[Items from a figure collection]
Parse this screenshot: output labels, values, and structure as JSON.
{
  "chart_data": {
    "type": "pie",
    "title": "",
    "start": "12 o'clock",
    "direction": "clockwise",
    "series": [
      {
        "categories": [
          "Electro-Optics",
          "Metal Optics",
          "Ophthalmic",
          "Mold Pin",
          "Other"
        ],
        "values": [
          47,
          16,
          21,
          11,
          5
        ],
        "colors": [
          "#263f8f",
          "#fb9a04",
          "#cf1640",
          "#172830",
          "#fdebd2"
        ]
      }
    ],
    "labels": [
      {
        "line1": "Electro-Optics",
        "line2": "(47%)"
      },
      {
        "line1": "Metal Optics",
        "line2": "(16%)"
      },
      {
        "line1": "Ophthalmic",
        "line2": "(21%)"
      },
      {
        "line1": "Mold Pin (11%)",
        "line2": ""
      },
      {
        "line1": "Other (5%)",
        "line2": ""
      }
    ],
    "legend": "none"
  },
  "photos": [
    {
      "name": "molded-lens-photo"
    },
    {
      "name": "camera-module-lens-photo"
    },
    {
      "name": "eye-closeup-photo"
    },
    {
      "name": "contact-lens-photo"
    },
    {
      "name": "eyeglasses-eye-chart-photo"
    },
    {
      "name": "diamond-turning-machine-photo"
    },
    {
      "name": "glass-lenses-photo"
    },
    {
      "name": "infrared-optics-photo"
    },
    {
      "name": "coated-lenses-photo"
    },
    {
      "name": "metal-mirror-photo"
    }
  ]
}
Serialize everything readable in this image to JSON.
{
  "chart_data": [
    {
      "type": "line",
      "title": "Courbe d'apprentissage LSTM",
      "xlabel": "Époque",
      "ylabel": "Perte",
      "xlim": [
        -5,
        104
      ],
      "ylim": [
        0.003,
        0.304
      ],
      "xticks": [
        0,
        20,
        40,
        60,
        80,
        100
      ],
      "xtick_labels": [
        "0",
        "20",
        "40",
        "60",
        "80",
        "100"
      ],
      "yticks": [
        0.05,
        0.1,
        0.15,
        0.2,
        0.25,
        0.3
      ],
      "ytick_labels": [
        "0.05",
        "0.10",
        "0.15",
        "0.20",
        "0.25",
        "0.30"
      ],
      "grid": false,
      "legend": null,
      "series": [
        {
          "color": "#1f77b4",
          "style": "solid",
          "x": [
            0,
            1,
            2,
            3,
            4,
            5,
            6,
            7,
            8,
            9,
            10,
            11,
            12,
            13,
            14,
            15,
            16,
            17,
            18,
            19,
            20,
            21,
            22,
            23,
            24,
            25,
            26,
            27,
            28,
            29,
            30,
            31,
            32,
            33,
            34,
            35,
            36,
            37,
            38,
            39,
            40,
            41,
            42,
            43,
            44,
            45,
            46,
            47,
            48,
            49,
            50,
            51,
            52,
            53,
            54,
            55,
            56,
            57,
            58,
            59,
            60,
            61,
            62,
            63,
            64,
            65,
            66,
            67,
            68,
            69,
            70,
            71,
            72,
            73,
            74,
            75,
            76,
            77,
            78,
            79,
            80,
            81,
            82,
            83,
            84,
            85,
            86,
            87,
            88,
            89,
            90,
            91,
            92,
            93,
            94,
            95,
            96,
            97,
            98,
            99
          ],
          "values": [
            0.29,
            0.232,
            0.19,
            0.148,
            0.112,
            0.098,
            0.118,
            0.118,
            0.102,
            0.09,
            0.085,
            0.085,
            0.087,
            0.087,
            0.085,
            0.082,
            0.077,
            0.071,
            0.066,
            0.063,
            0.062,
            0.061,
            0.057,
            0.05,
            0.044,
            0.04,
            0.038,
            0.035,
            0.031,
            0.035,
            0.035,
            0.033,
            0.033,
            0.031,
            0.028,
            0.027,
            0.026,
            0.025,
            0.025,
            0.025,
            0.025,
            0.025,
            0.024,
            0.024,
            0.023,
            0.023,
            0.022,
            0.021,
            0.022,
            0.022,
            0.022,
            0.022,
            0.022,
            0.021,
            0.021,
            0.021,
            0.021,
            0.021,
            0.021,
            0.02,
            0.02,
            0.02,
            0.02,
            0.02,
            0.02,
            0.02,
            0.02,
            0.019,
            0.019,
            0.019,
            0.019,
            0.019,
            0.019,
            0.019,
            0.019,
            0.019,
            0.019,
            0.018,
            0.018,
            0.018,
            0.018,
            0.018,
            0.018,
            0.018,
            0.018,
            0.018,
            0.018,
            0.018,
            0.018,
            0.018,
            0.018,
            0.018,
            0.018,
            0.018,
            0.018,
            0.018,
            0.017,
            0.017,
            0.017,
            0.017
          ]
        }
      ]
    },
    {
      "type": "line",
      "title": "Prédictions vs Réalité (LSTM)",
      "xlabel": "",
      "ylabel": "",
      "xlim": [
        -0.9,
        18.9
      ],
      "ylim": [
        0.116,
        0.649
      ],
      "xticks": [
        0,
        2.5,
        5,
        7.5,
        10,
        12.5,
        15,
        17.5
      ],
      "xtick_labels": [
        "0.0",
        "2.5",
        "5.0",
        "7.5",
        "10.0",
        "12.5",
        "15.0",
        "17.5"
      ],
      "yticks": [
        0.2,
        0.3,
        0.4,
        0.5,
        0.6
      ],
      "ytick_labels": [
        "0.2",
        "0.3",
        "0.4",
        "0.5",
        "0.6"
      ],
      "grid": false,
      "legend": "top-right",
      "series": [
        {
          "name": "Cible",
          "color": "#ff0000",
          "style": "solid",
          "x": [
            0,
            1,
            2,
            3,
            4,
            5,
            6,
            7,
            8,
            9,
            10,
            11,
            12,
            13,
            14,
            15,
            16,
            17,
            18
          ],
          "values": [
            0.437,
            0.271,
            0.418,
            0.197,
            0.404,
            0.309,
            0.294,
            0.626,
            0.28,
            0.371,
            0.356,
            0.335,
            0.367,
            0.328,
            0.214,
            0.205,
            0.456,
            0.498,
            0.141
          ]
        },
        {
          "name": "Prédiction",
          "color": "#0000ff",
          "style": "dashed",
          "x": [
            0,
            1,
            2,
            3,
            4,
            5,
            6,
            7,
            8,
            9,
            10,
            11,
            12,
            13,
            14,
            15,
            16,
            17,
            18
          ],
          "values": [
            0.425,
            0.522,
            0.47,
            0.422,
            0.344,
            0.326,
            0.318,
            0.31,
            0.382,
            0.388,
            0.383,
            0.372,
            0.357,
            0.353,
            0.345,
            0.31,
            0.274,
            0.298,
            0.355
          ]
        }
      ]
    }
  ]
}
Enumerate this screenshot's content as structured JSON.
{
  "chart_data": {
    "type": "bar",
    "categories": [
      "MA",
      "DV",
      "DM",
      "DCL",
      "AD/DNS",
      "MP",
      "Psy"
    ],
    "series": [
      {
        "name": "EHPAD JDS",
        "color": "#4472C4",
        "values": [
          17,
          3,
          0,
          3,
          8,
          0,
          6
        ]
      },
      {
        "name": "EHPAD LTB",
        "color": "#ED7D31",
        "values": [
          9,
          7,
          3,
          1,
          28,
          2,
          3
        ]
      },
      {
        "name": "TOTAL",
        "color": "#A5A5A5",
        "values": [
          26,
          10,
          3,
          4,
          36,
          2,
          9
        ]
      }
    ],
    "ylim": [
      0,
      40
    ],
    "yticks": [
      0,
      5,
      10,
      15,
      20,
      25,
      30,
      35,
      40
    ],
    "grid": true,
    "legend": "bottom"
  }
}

EXERCISE: Show each line of the listing that holds the string "lenses".

RESPONSE FOR THIS EXERCISE:
      "name": "glass-lenses-photo"
      "name": "coated-lenses-photo"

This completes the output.